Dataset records
________

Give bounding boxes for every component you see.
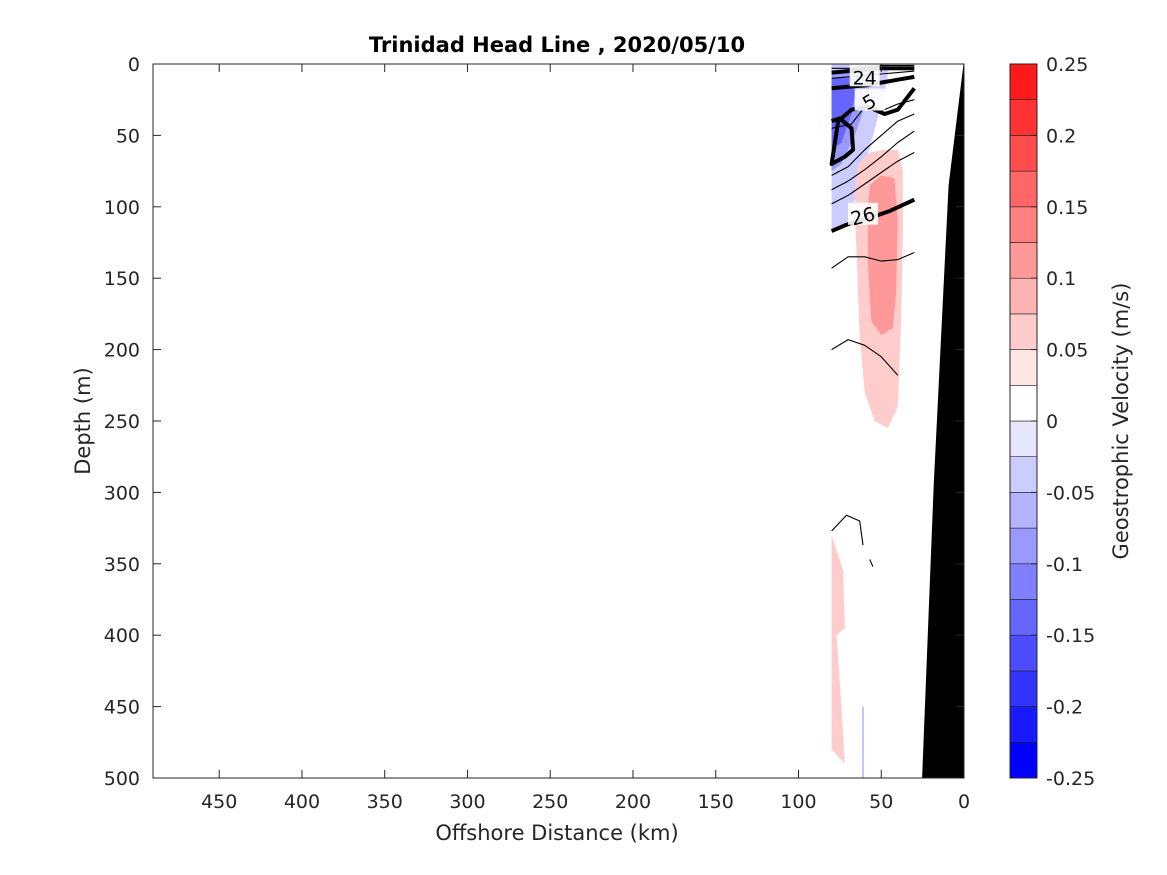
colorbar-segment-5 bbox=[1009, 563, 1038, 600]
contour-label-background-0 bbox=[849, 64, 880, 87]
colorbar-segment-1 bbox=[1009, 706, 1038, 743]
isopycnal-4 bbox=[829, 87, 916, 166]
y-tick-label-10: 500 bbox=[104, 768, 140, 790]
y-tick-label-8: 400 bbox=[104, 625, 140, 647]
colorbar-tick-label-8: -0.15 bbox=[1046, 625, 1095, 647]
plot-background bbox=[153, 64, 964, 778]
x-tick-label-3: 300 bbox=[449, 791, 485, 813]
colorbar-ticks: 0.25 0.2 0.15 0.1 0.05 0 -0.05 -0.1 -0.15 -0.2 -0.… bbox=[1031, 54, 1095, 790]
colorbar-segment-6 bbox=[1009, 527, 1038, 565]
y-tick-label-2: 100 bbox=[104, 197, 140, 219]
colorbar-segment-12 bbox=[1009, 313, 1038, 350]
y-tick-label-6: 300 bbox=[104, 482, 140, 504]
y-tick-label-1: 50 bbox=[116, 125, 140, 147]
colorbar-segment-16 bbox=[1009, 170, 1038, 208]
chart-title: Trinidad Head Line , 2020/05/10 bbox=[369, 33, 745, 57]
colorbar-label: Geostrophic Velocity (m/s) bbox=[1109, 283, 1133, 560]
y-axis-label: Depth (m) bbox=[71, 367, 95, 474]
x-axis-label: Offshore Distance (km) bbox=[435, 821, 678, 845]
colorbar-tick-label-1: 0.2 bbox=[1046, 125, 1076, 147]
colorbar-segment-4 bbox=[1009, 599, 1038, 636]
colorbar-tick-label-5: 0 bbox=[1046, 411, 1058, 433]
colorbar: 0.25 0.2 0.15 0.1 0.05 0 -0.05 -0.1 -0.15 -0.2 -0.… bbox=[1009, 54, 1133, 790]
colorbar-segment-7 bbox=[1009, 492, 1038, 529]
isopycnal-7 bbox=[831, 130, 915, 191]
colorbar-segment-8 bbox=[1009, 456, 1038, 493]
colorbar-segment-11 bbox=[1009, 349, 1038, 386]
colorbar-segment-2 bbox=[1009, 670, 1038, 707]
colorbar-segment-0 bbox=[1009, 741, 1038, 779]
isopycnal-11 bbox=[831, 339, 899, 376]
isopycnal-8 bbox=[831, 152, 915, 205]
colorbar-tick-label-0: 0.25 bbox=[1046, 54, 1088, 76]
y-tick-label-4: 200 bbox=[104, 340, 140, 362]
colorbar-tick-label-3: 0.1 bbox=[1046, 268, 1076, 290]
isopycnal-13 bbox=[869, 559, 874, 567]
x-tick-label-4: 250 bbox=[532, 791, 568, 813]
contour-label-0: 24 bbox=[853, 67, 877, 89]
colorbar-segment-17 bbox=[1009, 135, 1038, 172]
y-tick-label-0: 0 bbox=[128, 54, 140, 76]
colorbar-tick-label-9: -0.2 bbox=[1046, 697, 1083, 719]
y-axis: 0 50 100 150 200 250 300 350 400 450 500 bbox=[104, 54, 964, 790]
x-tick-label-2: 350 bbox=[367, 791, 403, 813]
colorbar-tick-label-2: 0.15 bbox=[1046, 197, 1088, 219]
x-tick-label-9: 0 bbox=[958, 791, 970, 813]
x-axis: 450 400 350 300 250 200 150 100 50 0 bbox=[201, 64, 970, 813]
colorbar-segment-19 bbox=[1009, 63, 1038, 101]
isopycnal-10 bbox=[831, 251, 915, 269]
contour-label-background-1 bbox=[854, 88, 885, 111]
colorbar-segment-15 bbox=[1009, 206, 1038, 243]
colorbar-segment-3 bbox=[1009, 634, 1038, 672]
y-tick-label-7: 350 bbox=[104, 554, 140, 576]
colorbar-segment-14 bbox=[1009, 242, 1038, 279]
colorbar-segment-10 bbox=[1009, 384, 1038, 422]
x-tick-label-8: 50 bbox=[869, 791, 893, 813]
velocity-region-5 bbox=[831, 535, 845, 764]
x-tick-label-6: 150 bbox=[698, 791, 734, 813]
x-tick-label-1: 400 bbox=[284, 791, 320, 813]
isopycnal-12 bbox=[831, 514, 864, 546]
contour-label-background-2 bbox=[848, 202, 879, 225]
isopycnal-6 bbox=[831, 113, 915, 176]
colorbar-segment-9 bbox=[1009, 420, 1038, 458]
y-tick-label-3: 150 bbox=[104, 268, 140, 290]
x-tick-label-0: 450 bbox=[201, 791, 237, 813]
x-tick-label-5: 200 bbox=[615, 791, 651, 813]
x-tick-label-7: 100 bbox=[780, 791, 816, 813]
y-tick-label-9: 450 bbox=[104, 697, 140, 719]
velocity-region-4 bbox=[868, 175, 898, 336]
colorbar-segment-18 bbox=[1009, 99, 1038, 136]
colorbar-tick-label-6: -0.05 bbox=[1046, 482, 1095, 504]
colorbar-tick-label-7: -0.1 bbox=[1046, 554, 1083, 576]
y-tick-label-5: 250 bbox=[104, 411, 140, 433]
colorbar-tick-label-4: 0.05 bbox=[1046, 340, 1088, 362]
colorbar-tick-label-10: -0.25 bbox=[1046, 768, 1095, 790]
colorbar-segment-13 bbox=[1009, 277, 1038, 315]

________

Copy every one of the lines above word for word, leaving out the pictures.

Give bounding boxes for every component you see.
colorbar-segment-5 bbox=[1009, 563, 1038, 600]
contour-label-background-0 bbox=[849, 64, 880, 87]
colorbar-segment-1 bbox=[1009, 706, 1038, 743]
isopycnal-4 bbox=[829, 87, 916, 166]
y-tick-label-10: 500 bbox=[104, 768, 140, 790]
y-tick-label-8: 400 bbox=[104, 625, 140, 647]
colorbar-tick-label-8: -0.15 bbox=[1046, 625, 1095, 647]
plot-background bbox=[153, 64, 964, 778]
x-tick-label-3: 300 bbox=[449, 791, 485, 813]
colorbar-ticks: 0.25 0.2 0.15 0.1 0.05 0 -0.05 -0.1 -0.15 -0.2 -0.… bbox=[1031, 54, 1095, 790]
colorbar-segment-6 bbox=[1009, 527, 1038, 565]
y-tick-label-2: 100 bbox=[104, 197, 140, 219]
colorbar-segment-12 bbox=[1009, 313, 1038, 350]
y-tick-label-6: 300 bbox=[104, 482, 140, 504]
y-tick-label-1: 50 bbox=[116, 125, 140, 147]
colorbar-segment-16 bbox=[1009, 170, 1038, 208]
chart-title: Trinidad Head Line , 2020/05/10 bbox=[369, 33, 745, 57]
colorbar-label: Geostrophic Velocity (m/s) bbox=[1109, 283, 1133, 560]
y-axis-label: Depth (m) bbox=[71, 367, 95, 474]
x-axis-label: Offshore Distance (km) bbox=[435, 821, 678, 845]
colorbar-tick-label-1: 0.2 bbox=[1046, 125, 1076, 147]
colorbar-segment-4 bbox=[1009, 599, 1038, 636]
colorbar-tick-label-5: 0 bbox=[1046, 411, 1058, 433]
colorbar: 0.25 0.2 0.15 0.1 0.05 0 -0.05 -0.1 -0.15 -0.2 -0.… bbox=[1009, 54, 1133, 790]
colorbar-segment-7 bbox=[1009, 492, 1038, 529]
isopycnal-7 bbox=[831, 130, 915, 191]
colorbar-segment-8 bbox=[1009, 456, 1038, 493]
colorbar-segment-11 bbox=[1009, 349, 1038, 386]
colorbar-segment-2 bbox=[1009, 670, 1038, 707]
colorbar-segment-0 bbox=[1009, 741, 1038, 779]
isopycnal-11 bbox=[831, 339, 899, 376]
isopycnal-8 bbox=[831, 152, 915, 205]
colorbar-tick-label-0: 0.25 bbox=[1046, 54, 1088, 76]
y-tick-label-4: 200 bbox=[104, 340, 140, 362]
colorbar-tick-label-3: 0.1 bbox=[1046, 268, 1076, 290]
isopycnal-13 bbox=[869, 559, 874, 567]
x-tick-label-4: 250 bbox=[532, 791, 568, 813]
contour-label-0: 24 bbox=[853, 67, 877, 89]
colorbar-segment-17 bbox=[1009, 135, 1038, 172]
y-tick-label-0: 0 bbox=[128, 54, 140, 76]
colorbar-tick-label-9: -0.2 bbox=[1046, 697, 1083, 719]
y-axis: 0 50 100 150 200 250 300 350 400 450 500 bbox=[104, 54, 964, 790]
x-tick-label-2: 350 bbox=[367, 791, 403, 813]
colorbar-tick-label-2: 0.15 bbox=[1046, 197, 1088, 219]
x-tick-label-9: 0 bbox=[958, 791, 970, 813]
x-axis: 450 400 350 300 250 200 150 100 50 0 bbox=[201, 64, 970, 813]
colorbar-segment-19 bbox=[1009, 63, 1038, 101]
isopycnal-10 bbox=[831, 251, 915, 269]
contour-label-background-1 bbox=[854, 88, 885, 111]
colorbar-segment-15 bbox=[1009, 206, 1038, 243]
colorbar-segment-3 bbox=[1009, 634, 1038, 672]
y-tick-label-7: 350 bbox=[104, 554, 140, 576]
colorbar-segment-14 bbox=[1009, 242, 1038, 279]
colorbar-segment-10 bbox=[1009, 384, 1038, 422]
x-tick-label-8: 50 bbox=[869, 791, 893, 813]
velocity-region-5 bbox=[831, 535, 845, 764]
x-tick-label-6: 150 bbox=[698, 791, 734, 813]
x-tick-label-1: 400 bbox=[284, 791, 320, 813]
isopycnal-12 bbox=[831, 514, 864, 546]
contour-label-background-2 bbox=[848, 202, 879, 225]
isopycnal-6 bbox=[831, 113, 915, 176]
colorbar-segment-9 bbox=[1009, 420, 1038, 458]
y-tick-label-3: 150 bbox=[104, 268, 140, 290]
x-tick-label-0: 450 bbox=[201, 791, 237, 813]
x-tick-label-5: 200 bbox=[615, 791, 651, 813]
x-tick-label-7: 100 bbox=[780, 791, 816, 813]
y-tick-label-9: 450 bbox=[104, 697, 140, 719]
velocity-region-4 bbox=[868, 175, 898, 336]
colorbar-segment-18 bbox=[1009, 99, 1038, 136]
colorbar-tick-label-6: -0.05 bbox=[1046, 482, 1095, 504]
colorbar-tick-label-7: -0.1 bbox=[1046, 554, 1083, 576]
y-tick-label-5: 250 bbox=[104, 411, 140, 433]
colorbar-tick-label-4: 0.05 bbox=[1046, 340, 1088, 362]
colorbar-tick-label-10: -0.25 bbox=[1046, 768, 1095, 790]
colorbar-segment-13 bbox=[1009, 277, 1038, 315]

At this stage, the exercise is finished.